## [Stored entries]
————————

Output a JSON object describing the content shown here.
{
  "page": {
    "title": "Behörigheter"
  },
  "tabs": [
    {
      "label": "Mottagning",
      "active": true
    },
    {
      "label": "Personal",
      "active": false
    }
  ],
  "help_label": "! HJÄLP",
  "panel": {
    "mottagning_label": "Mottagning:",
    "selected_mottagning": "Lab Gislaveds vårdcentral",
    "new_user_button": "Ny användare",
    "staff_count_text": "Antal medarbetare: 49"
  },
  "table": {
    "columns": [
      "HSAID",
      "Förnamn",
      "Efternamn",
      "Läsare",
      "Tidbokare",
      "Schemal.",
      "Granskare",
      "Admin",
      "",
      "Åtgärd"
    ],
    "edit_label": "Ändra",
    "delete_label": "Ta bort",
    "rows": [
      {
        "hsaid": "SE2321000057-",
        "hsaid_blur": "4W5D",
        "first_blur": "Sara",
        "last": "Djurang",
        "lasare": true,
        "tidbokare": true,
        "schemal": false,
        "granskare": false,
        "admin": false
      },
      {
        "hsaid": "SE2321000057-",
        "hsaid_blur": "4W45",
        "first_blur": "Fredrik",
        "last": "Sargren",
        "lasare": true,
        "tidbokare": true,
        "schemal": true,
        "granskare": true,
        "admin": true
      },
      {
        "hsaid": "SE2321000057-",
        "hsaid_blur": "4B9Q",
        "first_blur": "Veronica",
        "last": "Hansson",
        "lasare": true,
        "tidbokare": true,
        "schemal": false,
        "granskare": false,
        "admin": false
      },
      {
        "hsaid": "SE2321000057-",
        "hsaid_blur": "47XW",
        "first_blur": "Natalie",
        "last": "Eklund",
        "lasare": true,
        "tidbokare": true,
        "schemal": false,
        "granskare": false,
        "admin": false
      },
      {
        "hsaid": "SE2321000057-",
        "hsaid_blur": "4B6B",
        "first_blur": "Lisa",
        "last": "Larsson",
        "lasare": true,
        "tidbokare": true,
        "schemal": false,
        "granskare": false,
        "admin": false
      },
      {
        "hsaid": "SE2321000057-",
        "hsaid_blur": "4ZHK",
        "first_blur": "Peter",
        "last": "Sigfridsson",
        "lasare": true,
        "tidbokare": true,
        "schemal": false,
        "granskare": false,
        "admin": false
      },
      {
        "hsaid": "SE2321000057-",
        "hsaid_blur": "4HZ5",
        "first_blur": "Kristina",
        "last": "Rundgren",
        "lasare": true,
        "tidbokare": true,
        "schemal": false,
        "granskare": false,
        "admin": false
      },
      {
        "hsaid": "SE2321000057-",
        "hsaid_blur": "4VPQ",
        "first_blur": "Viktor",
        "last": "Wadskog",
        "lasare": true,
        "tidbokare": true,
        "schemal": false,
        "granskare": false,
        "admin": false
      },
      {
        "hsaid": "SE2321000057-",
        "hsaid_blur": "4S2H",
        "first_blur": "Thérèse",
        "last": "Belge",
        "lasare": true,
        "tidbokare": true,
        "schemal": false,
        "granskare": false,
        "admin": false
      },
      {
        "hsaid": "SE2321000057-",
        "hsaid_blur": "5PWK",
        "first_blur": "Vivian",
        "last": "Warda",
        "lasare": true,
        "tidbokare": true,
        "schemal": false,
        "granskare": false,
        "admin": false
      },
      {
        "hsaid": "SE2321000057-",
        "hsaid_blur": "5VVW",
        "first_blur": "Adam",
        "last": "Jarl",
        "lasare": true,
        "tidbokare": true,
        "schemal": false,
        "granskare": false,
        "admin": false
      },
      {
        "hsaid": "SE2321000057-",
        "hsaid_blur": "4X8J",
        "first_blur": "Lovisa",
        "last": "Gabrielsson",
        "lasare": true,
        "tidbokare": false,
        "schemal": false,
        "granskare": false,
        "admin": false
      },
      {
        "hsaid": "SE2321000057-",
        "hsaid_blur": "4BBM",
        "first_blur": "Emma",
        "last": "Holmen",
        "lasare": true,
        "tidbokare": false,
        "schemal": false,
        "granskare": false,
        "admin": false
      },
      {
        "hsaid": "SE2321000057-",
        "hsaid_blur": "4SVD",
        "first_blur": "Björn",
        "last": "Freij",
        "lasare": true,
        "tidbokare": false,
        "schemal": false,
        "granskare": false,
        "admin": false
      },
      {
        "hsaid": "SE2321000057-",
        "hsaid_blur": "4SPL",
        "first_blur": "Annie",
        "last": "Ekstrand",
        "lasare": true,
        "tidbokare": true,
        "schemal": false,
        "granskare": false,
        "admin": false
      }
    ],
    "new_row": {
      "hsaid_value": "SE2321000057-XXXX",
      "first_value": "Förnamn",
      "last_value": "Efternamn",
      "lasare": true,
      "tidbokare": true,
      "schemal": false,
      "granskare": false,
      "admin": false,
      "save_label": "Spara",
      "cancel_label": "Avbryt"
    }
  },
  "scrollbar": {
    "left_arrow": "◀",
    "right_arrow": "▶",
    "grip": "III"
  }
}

————————

Copy all the records above exactly, missing none.

Output a JSON object describing the content shown here.
{
  "page": {
    "title": "Behörigheter"
  },
  "tabs": [
    {
      "label": "Mottagning",
      "active": true
    },
    {
      "label": "Personal",
      "active": false
    }
  ],
  "help_label": "! HJÄLP",
  "panel": {
    "mottagning_label": "Mottagning:",
    "selected_mottagning": "Lab Gislaveds vårdcentral",
    "new_user_button": "Ny användare",
    "staff_count_text": "Antal medarbetare: 49"
  },
  "table": {
    "columns": [
      "HSAID",
      "Förnamn",
      "Efternamn",
      "Läsare",
      "Tidbokare",
      "Schemal.",
      "Granskare",
      "Admin",
      "",
      "Åtgärd"
    ],
    "edit_label": "Ändra",
    "delete_label": "Ta bort",
    "rows": [
      {
        "hsaid": "SE2321000057-",
        "hsaid_blur": "4W5D",
        "first_blur": "Sara",
        "last": "Djurang",
        "lasare": true,
        "tidbokare": true,
        "schemal": false,
        "granskare": false,
        "admin": false
      },
      {
        "hsaid": "SE2321000057-",
        "hsaid_blur": "4W45",
        "first_blur": "Fredrik",
        "last": "Sargren",
        "lasare": true,
        "tidbokare": true,
        "schemal": true,
        "granskare": true,
        "admin": true
      },
      {
        "hsaid": "SE2321000057-",
        "hsaid_blur": "4B9Q",
        "first_blur": "Veronica",
        "last": "Hansson",
        "lasare": true,
        "tidbokare": true,
        "schemal": false,
        "granskare": false,
        "admin": false
      },
      {
        "hsaid": "SE2321000057-",
        "hsaid_blur": "47XW",
        "first_blur": "Natalie",
        "last": "Eklund",
        "lasare": true,
        "tidbokare": true,
        "schemal": false,
        "granskare": false,
        "admin": false
      },
      {
        "hsaid": "SE2321000057-",
        "hsaid_blur": "4B6B",
        "first_blur": "Lisa",
        "last": "Larsson",
        "lasare": true,
        "tidbokare": true,
        "schemal": false,
        "granskare": false,
        "admin": false
      },
      {
        "hsaid": "SE2321000057-",
        "hsaid_blur": "4ZHK",
        "first_blur": "Peter",
        "last": "Sigfridsson",
        "lasare": true,
        "tidbokare": true,
        "schemal": false,
        "granskare": false,
        "admin": false
      },
      {
        "hsaid": "SE2321000057-",
        "hsaid_blur": "4HZ5",
        "first_blur": "Kristina",
        "last": "Rundgren",
        "lasare": true,
        "tidbokare": true,
        "schemal": false,
        "granskare": false,
        "admin": false
      },
      {
        "hsaid": "SE2321000057-",
        "hsaid_blur": "4VPQ",
        "first_blur": "Viktor",
        "last": "Wadskog",
        "lasare": true,
        "tidbokare": true,
        "schemal": false,
        "granskare": false,
        "admin": false
      },
      {
        "hsaid": "SE2321000057-",
        "hsaid_blur": "4S2H",
        "first_blur": "Thérèse",
        "last": "Belge",
        "lasare": true,
        "tidbokare": true,
        "schemal": false,
        "granskare": false,
        "admin": false
      },
      {
        "hsaid": "SE2321000057-",
        "hsaid_blur": "5PWK",
        "first_blur": "Vivian",
        "last": "Warda",
        "lasare": true,
        "tidbokare": true,
        "schemal": false,
        "granskare": false,
        "admin": false
      },
      {
        "hsaid": "SE2321000057-",
        "hsaid_blur": "5VVW",
        "first_blur": "Adam",
        "last": "Jarl",
        "lasare": true,
        "tidbokare": true,
        "schemal": false,
        "granskare": false,
        "admin": false
      },
      {
        "hsaid": "SE2321000057-",
        "hsaid_blur": "4X8J",
        "first_blur": "Lovisa",
        "last": "Gabrielsson",
        "lasare": true,
        "tidbokare": false,
        "schemal": false,
        "granskare": false,
        "admin": false
      },
      {
        "hsaid": "SE2321000057-",
        "hsaid_blur": "4BBM",
        "first_blur": "Emma",
        "last": "Holmen",
        "lasare": true,
        "tidbokare": false,
        "schemal": false,
        "granskare": false,
        "admin": false
      },
      {
        "hsaid": "SE2321000057-",
        "hsaid_blur": "4SVD",
        "first_blur": "Björn",
        "last": "Freij",
        "lasare": true,
        "tidbokare": false,
        "schemal": false,
        "granskare": false,
        "admin": false
      },
      {
        "hsaid": "SE2321000057-",
        "hsaid_blur": "4SPL",
        "first_blur": "Annie",
        "last": "Ekstrand",
        "lasare": true,
        "tidbokare": true,
        "schemal": false,
        "granskare": false,
        "admin": false
      }
    ],
    "new_row": {
      "hsaid_value": "SE2321000057-XXXX",
      "first_value": "Förnamn",
      "last_value": "Efternamn",
      "lasare": true,
      "tidbokare": true,
      "schemal": false,
      "granskare": false,
      "admin": false,
      "save_label": "Spara",
      "cancel_label": "Avbryt"
    }
  },
  "scrollbar": {
    "left_arrow": "◀",
    "right_arrow": "▶",
    "grip": "III"
  }
}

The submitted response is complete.